• What you have to do
Copy each line that has the string "image" somewhere in it.
--- Start ---
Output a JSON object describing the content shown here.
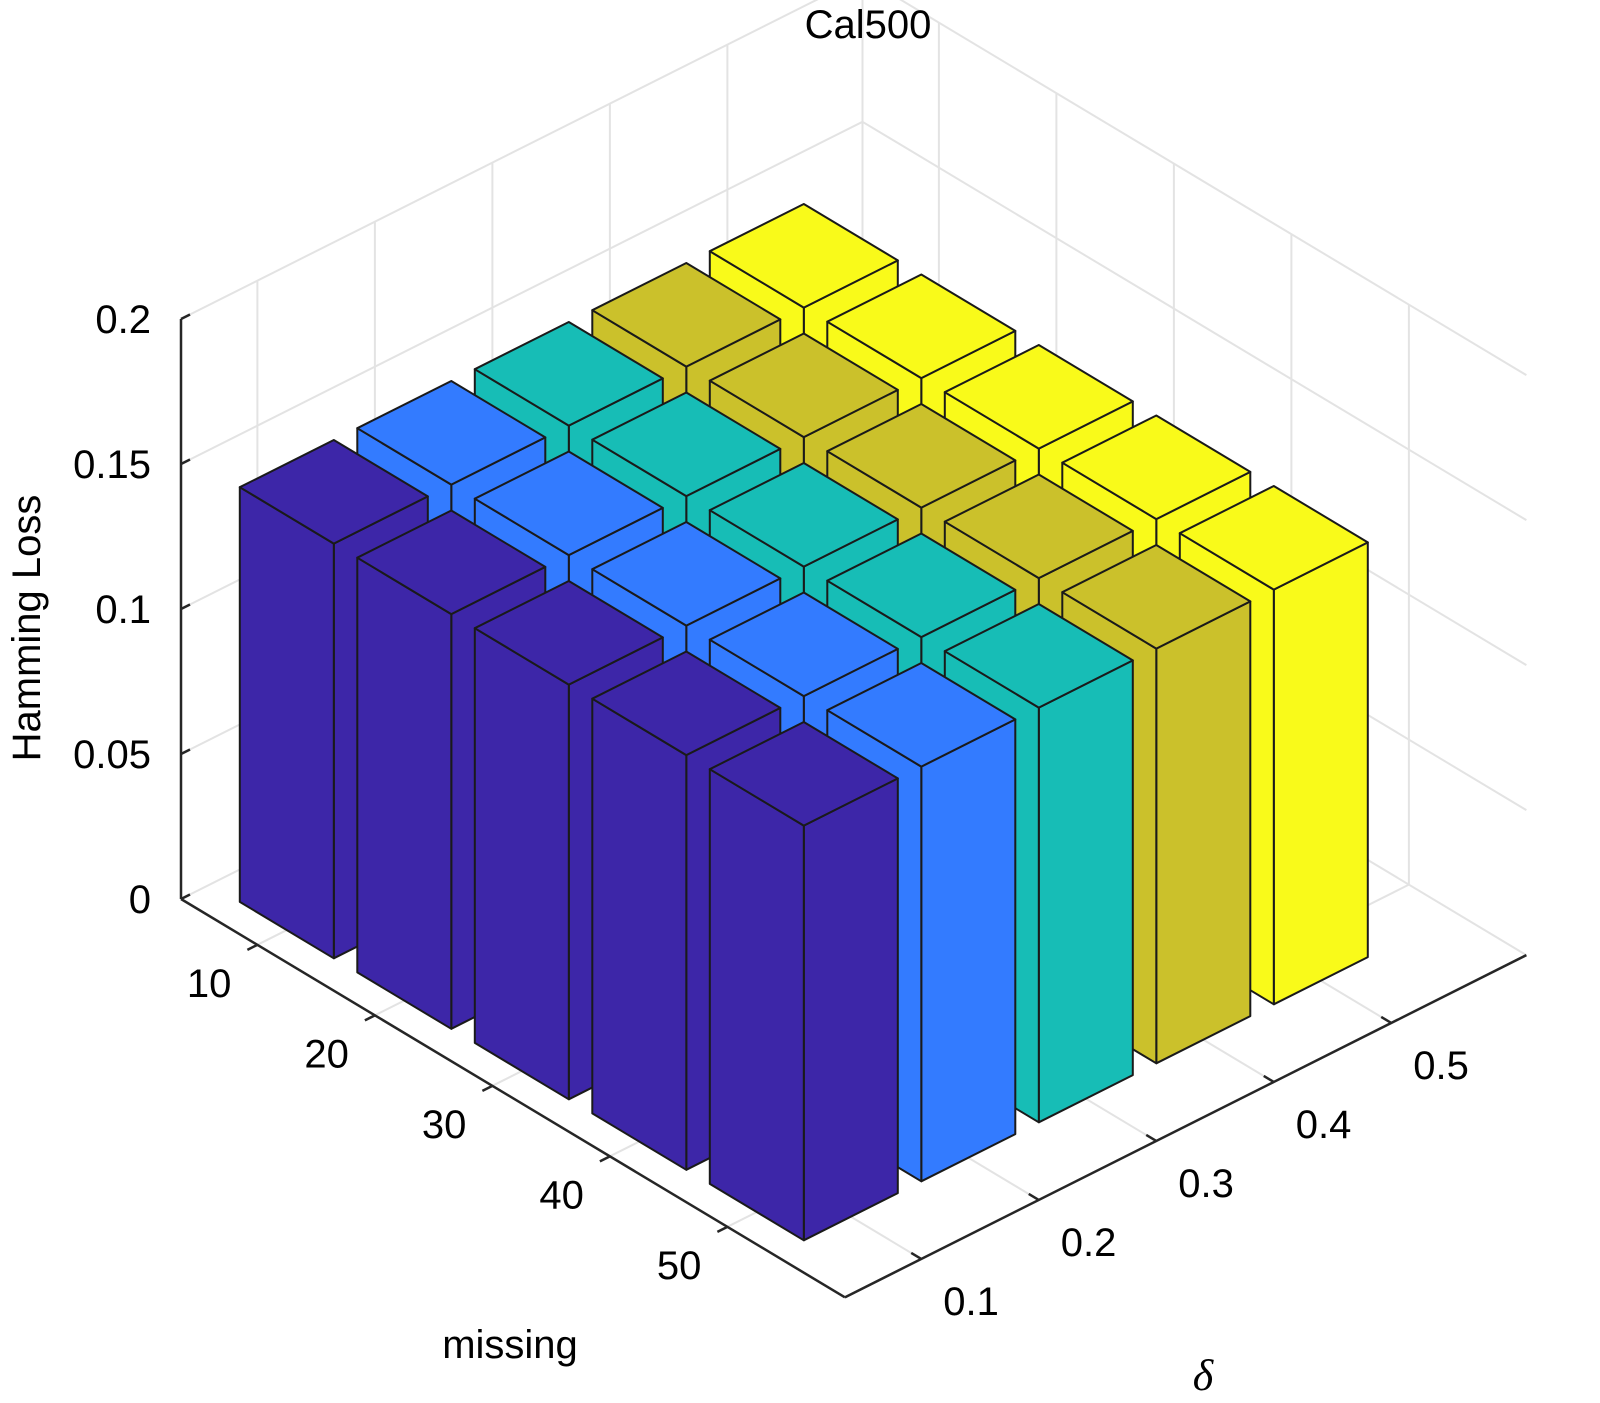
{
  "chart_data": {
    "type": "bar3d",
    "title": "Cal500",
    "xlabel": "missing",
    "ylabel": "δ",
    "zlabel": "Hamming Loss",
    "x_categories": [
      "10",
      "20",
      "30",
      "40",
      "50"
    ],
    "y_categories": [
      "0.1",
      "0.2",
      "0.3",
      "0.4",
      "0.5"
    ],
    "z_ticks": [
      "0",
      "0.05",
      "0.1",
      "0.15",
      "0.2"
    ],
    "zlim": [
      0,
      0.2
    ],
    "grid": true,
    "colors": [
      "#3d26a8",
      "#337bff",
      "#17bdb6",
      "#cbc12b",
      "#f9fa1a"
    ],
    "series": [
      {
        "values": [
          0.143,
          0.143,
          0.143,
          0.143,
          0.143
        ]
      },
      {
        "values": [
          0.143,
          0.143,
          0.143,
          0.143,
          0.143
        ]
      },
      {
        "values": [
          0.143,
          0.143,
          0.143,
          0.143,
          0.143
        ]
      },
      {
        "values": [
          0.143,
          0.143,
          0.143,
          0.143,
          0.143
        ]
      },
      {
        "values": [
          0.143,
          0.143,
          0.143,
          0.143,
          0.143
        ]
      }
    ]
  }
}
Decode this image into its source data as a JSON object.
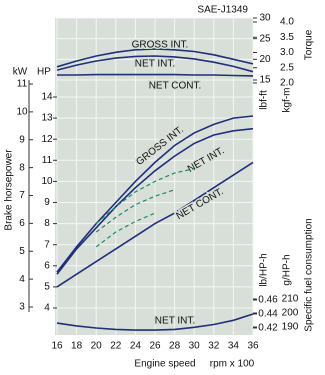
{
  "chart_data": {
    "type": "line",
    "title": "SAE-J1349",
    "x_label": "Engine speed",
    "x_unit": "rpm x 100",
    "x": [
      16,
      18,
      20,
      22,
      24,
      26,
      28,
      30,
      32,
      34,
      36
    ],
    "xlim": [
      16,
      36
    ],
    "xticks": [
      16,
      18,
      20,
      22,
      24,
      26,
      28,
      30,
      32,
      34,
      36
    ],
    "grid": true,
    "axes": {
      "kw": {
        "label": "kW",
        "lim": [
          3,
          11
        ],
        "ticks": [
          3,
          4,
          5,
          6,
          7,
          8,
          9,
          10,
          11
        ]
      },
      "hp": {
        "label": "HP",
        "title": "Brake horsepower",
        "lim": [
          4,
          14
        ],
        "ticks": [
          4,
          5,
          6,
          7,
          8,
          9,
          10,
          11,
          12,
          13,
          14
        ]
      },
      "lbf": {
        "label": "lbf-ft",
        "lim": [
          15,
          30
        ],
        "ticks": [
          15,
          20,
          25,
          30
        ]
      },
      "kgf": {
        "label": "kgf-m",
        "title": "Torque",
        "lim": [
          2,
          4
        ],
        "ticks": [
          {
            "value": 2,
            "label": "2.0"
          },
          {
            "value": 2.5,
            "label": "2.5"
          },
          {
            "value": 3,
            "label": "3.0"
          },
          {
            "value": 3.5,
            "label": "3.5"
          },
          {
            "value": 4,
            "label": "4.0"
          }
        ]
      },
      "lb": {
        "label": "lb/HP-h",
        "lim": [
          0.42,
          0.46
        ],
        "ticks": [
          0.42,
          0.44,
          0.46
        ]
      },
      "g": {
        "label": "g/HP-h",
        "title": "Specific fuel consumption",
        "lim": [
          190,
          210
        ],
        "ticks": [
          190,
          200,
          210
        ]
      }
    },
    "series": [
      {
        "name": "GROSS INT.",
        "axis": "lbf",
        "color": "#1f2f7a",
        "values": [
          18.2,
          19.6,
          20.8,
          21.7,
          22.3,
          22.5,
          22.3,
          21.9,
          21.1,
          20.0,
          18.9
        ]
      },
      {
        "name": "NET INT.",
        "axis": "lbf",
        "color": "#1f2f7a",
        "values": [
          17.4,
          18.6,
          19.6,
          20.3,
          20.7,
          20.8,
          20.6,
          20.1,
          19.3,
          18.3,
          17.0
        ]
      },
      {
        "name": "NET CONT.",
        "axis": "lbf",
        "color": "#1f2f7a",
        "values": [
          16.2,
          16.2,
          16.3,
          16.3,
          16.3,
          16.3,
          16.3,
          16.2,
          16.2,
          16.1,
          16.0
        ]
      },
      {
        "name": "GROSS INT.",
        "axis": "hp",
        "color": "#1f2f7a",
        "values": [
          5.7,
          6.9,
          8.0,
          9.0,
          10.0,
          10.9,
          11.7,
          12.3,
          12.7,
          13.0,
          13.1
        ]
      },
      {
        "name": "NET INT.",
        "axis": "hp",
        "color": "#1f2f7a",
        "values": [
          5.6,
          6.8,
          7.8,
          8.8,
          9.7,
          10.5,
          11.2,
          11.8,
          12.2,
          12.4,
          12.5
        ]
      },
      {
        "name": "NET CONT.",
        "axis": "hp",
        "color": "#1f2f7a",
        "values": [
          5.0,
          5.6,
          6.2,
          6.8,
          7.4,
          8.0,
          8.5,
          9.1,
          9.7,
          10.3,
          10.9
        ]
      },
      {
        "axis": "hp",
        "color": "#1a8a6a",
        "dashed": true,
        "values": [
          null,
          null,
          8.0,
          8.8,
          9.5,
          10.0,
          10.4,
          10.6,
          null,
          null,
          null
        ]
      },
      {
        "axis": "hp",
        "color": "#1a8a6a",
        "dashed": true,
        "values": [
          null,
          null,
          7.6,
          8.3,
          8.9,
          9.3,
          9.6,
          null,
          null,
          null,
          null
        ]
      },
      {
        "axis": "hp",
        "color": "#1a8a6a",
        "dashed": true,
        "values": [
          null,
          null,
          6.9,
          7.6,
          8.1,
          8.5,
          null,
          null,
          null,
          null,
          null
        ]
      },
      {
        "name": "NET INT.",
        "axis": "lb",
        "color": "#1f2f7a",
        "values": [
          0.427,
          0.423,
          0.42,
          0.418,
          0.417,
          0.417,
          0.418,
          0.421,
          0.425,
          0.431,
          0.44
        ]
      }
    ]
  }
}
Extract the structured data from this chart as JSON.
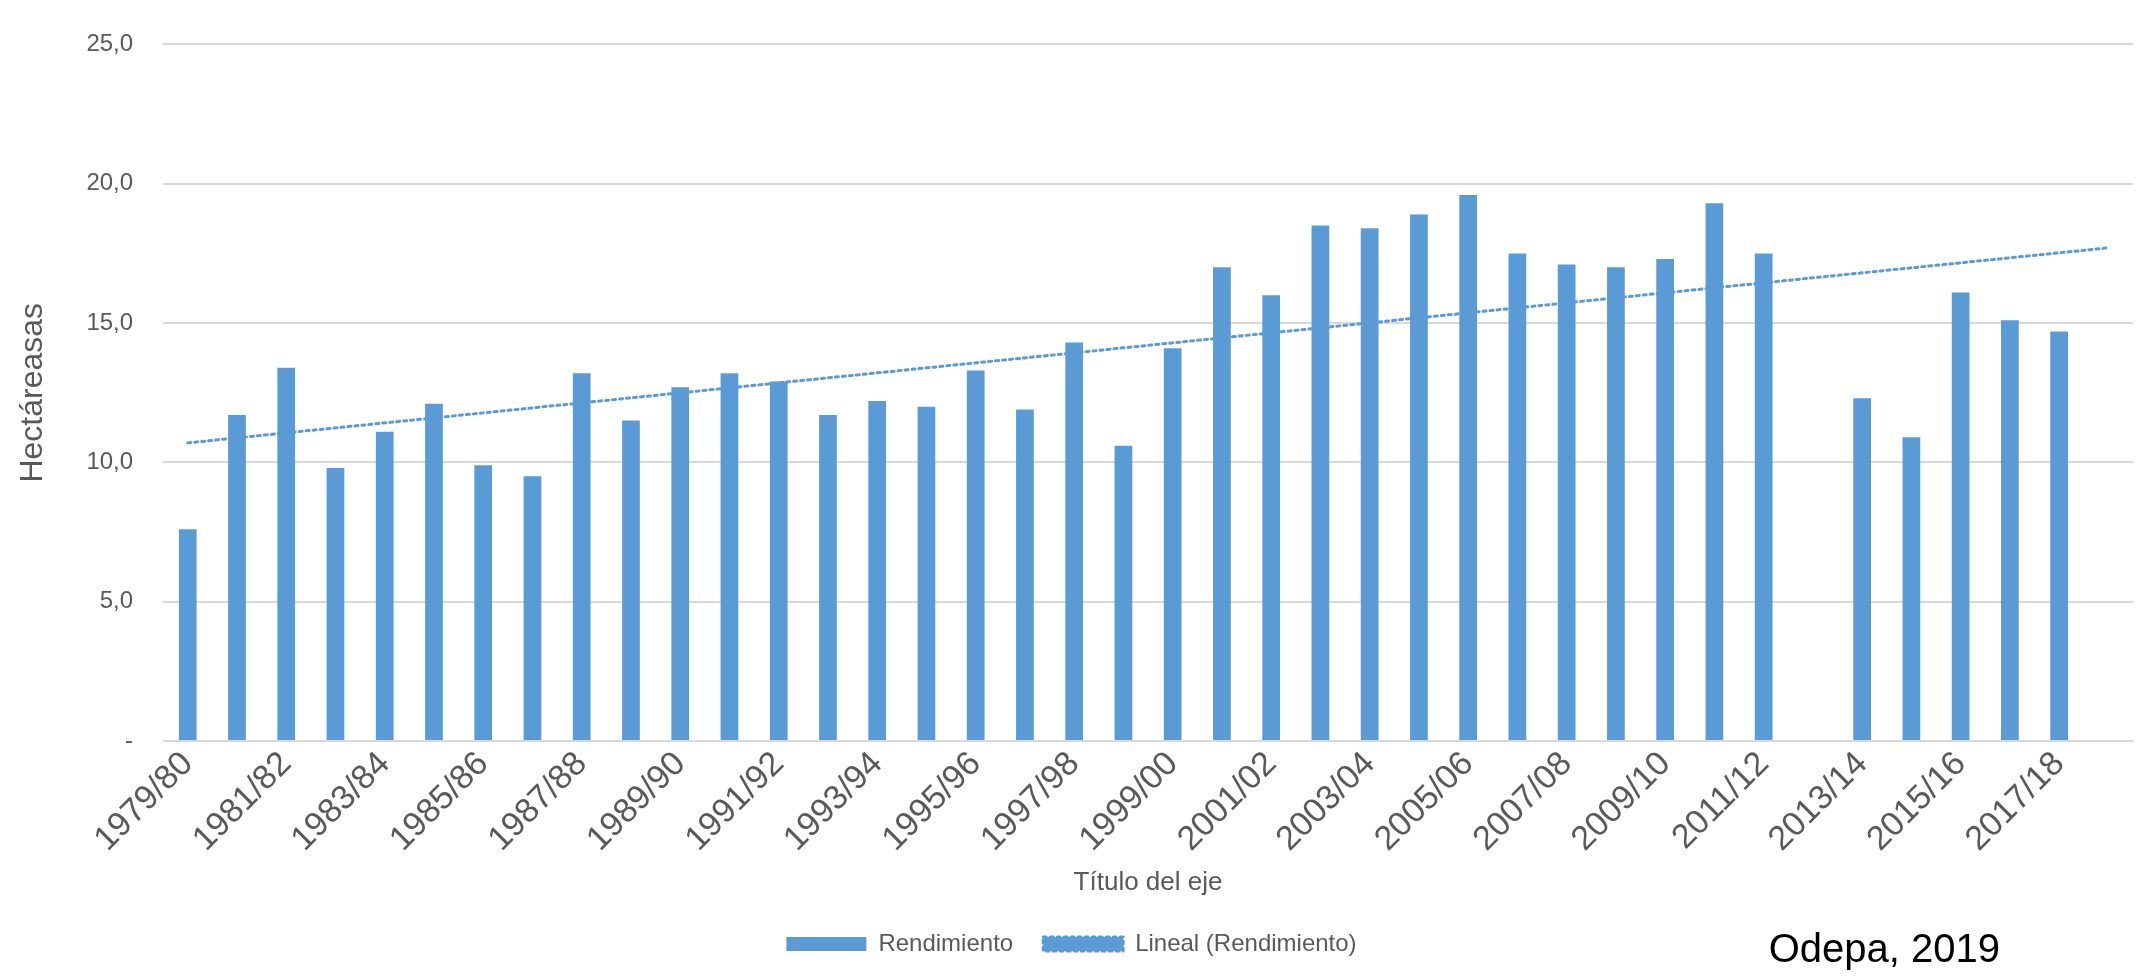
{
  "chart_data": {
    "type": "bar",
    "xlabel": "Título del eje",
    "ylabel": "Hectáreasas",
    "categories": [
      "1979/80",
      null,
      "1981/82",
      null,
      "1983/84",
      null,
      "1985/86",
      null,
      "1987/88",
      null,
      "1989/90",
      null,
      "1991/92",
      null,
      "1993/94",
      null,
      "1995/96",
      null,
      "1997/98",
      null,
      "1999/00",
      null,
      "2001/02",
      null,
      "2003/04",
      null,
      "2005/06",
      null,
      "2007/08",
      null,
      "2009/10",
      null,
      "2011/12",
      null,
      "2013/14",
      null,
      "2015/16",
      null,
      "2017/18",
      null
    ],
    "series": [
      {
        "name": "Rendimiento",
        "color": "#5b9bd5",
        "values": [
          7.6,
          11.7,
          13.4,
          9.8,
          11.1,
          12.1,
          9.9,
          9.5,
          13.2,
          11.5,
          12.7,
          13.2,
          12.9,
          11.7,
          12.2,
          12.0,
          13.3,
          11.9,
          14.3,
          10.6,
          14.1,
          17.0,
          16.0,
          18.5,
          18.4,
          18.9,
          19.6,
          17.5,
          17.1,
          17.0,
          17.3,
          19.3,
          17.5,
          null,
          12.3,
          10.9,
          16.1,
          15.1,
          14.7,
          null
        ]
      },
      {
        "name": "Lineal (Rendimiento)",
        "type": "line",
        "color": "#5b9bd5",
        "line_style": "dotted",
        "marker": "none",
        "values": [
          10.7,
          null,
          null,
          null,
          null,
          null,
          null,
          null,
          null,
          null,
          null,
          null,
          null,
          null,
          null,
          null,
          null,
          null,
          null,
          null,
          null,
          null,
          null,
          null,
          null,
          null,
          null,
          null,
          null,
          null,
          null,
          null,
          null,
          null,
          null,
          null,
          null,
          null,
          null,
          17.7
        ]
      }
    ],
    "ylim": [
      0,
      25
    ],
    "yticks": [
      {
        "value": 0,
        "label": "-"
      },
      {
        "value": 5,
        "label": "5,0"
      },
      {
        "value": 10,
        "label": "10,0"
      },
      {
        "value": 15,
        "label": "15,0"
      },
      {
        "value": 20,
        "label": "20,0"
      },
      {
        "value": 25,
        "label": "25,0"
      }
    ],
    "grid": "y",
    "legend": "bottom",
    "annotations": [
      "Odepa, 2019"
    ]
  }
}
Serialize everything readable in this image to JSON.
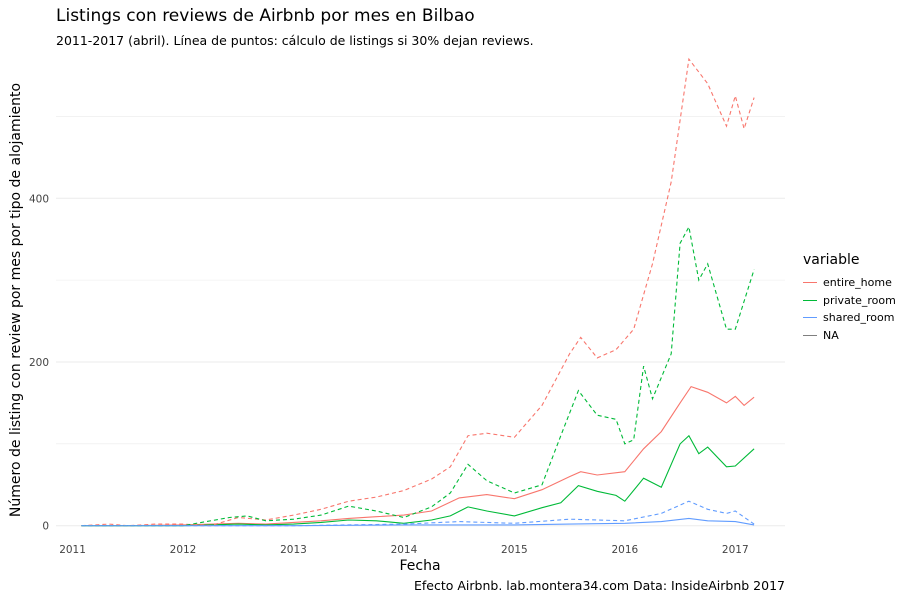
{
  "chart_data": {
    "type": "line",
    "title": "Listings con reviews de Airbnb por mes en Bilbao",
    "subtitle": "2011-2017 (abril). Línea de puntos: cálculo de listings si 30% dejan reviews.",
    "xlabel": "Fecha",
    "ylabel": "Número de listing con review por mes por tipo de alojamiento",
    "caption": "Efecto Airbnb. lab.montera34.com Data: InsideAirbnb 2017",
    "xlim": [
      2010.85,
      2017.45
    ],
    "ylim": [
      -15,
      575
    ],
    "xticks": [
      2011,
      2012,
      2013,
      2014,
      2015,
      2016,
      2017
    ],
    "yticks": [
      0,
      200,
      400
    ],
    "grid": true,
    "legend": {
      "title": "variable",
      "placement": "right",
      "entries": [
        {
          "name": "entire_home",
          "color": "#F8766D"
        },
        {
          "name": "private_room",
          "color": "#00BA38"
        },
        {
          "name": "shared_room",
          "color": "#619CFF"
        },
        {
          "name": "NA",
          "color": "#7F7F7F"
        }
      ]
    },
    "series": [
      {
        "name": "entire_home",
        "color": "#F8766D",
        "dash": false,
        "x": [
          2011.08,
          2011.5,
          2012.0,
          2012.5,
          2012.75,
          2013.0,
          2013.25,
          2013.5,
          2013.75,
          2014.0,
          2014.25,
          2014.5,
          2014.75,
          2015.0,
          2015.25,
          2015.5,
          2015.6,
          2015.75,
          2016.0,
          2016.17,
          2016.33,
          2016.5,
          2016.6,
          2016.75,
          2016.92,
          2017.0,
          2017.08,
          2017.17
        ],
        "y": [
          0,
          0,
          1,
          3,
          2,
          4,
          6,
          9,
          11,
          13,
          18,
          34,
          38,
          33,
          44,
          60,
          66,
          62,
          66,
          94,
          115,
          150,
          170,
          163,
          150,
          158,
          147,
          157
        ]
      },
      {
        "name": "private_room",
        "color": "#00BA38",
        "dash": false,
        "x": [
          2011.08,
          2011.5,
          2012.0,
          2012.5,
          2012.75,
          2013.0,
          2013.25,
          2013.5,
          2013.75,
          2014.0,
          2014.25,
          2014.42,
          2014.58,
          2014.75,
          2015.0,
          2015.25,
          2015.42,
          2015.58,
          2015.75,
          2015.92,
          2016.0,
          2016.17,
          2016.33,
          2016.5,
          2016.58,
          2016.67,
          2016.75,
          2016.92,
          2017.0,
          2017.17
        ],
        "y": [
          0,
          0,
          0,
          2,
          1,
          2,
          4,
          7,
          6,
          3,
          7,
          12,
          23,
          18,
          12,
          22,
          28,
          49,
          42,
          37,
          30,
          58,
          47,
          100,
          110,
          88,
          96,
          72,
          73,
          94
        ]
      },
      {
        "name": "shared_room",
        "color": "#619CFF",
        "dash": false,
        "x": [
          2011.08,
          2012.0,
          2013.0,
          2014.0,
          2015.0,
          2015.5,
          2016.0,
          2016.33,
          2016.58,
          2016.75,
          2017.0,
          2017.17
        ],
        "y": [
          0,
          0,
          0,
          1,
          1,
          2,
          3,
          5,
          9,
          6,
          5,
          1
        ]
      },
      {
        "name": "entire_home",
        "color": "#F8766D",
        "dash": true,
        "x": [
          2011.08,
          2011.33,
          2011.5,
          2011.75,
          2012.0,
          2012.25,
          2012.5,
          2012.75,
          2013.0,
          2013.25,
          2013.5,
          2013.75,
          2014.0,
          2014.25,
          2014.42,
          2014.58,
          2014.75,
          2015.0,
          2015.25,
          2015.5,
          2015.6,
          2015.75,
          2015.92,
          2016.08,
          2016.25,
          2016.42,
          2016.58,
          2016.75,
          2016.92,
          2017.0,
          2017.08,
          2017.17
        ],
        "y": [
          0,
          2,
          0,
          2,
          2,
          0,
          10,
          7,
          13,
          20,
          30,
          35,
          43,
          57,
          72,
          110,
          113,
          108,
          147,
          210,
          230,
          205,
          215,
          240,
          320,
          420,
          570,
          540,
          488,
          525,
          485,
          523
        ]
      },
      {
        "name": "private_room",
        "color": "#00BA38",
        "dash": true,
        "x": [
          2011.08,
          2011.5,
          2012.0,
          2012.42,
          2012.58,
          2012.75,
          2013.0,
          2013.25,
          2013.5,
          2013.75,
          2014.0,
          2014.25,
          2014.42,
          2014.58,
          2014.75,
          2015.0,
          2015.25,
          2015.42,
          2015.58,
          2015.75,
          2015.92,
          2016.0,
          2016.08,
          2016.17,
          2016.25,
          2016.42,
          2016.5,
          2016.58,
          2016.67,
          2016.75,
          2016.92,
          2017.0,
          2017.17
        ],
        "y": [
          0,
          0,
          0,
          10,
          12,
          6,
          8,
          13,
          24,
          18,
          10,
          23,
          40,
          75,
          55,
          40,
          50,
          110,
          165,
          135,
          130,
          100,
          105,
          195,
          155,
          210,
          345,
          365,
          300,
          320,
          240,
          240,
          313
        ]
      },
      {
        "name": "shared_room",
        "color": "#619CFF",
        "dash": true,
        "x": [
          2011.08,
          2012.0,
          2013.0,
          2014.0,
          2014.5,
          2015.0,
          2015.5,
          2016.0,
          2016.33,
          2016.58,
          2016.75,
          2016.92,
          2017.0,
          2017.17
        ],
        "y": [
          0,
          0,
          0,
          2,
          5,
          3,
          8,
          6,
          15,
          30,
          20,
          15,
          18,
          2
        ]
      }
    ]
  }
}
--- End ---
• Answer below
Decode this image into its source data as a JSON object.
Serialize everything readable in this image to JSON.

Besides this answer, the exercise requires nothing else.